**What is needed:**
Return each line of the listing that contains the string "xlabel".

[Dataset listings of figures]
---
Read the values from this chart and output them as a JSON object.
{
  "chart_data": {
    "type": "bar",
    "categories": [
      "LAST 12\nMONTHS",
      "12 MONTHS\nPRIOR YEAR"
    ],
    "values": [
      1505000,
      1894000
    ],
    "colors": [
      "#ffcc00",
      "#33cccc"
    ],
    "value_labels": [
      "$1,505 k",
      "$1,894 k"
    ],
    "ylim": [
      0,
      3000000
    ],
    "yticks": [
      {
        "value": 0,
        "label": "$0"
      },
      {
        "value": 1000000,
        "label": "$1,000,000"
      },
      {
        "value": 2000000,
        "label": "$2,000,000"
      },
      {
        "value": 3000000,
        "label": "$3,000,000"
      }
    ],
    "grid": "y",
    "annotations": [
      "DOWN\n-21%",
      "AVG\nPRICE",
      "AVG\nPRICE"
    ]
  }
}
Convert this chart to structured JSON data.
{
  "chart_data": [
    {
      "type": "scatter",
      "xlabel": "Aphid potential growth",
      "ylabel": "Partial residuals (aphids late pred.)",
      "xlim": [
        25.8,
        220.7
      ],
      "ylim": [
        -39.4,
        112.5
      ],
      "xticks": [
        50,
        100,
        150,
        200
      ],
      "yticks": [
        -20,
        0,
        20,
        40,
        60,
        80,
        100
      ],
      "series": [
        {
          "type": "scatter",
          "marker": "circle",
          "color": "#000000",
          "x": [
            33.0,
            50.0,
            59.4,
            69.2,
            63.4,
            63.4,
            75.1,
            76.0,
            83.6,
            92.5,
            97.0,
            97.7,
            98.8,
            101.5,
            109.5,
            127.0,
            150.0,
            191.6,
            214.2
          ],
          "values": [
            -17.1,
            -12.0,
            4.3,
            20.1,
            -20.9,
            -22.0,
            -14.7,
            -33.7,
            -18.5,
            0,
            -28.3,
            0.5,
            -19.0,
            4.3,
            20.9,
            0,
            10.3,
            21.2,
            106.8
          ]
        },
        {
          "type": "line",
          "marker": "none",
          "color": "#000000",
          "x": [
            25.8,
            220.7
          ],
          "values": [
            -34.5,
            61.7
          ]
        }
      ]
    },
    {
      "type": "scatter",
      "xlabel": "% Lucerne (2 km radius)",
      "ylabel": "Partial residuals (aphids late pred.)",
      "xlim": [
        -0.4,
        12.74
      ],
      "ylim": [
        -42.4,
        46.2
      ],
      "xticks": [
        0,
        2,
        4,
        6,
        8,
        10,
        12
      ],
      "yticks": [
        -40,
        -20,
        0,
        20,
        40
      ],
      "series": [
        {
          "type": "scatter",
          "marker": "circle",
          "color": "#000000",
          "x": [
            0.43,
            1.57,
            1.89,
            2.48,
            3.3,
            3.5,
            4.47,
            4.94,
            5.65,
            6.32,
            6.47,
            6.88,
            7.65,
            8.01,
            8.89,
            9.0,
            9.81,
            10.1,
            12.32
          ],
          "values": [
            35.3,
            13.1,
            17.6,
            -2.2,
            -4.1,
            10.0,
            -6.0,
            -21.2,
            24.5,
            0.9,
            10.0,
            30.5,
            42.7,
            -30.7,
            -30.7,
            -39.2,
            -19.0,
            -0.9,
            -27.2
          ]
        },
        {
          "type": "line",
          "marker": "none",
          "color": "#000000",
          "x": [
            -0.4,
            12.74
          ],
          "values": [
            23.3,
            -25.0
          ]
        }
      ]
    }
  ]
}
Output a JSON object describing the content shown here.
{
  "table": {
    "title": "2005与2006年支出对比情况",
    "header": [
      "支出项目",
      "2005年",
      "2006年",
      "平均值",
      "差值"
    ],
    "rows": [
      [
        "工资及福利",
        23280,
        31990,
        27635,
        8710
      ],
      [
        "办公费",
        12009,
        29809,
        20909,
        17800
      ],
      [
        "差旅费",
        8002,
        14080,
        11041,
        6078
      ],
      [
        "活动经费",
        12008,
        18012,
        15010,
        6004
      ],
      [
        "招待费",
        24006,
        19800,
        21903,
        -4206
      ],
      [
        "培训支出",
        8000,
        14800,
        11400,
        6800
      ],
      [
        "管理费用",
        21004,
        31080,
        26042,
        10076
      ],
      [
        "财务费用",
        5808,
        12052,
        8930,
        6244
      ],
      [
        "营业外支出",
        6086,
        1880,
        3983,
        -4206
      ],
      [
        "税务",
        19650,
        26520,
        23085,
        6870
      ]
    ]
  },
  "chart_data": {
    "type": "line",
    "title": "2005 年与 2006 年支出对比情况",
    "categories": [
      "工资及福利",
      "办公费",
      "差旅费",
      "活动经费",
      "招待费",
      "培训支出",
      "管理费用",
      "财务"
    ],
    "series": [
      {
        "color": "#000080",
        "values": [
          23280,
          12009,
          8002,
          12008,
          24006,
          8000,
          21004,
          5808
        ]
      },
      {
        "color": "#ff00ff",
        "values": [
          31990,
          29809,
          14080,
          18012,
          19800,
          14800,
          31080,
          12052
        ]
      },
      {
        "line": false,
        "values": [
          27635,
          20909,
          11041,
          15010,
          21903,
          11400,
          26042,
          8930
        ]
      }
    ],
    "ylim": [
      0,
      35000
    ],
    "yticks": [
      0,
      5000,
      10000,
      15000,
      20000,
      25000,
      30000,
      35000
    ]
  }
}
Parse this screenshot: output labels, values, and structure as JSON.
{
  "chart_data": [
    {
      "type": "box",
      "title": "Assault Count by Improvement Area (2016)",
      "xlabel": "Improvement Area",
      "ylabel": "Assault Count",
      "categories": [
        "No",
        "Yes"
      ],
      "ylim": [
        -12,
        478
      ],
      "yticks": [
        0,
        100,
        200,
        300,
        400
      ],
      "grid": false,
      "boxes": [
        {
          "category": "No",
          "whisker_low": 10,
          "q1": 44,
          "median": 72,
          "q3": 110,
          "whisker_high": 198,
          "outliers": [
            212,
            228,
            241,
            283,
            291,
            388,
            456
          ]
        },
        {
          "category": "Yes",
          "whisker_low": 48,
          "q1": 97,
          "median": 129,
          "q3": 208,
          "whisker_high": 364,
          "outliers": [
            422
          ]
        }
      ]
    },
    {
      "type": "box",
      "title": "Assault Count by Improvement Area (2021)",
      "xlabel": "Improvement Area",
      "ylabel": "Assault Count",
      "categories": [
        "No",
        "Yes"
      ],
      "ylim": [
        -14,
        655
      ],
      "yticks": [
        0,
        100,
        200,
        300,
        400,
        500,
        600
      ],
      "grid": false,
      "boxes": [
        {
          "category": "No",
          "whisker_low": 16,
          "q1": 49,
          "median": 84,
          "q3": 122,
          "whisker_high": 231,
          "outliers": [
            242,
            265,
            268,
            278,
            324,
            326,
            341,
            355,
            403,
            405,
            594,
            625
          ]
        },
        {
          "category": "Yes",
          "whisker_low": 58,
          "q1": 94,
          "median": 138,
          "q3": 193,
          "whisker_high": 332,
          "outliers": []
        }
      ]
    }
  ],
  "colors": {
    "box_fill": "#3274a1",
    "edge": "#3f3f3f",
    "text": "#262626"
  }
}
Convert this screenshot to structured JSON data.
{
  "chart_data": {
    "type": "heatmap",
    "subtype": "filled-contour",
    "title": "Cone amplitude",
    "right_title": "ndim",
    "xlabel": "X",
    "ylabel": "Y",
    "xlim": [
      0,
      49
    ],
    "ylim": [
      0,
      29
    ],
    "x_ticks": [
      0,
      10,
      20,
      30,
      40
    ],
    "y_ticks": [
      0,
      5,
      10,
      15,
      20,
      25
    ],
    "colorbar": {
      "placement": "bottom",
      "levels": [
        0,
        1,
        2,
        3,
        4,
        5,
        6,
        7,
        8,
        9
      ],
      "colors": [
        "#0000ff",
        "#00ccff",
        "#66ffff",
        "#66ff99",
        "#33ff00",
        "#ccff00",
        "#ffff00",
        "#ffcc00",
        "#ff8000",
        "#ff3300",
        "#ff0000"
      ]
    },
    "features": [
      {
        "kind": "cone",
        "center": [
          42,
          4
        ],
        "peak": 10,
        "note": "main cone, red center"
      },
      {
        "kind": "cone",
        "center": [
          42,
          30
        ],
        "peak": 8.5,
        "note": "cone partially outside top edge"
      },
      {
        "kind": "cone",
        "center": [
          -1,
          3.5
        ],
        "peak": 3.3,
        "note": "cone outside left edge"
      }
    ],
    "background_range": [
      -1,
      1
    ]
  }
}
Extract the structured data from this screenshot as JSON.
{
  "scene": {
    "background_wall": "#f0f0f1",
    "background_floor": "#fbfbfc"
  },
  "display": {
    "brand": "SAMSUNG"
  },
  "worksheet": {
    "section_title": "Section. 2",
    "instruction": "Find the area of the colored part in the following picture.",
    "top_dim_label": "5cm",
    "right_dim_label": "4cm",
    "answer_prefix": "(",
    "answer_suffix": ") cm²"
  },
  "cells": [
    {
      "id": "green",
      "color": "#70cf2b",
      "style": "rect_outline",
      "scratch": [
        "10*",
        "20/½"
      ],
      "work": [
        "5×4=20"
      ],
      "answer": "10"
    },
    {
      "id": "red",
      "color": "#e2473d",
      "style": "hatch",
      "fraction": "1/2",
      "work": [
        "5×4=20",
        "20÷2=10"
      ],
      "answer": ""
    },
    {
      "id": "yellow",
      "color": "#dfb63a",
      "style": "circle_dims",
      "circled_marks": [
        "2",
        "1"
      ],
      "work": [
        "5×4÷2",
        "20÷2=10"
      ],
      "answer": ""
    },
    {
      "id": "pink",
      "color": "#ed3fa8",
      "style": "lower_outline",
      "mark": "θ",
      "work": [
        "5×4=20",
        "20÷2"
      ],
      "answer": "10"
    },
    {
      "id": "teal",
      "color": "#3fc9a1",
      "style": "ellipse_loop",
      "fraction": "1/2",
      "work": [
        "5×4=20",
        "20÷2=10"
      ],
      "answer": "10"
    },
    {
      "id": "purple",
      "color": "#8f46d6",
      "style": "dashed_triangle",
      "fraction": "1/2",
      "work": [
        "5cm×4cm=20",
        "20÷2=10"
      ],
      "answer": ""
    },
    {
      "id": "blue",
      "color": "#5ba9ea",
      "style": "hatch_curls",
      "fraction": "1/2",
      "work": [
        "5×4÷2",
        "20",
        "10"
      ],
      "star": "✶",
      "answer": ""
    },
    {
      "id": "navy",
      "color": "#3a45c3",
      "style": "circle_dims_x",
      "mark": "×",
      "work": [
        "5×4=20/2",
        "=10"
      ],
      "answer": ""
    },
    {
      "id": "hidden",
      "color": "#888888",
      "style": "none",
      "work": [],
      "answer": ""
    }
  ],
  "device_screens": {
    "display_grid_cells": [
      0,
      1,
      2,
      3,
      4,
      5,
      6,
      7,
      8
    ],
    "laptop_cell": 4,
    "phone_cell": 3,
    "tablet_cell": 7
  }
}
---
**Result for this task:**
      "xlabel": "Aphid potential growth",
      "xlabel": "% Lucerne (2 km radius)",
      "xlabel": "Improvement Area",
      "xlabel": "Improvement Area",
    "xlabel": "X",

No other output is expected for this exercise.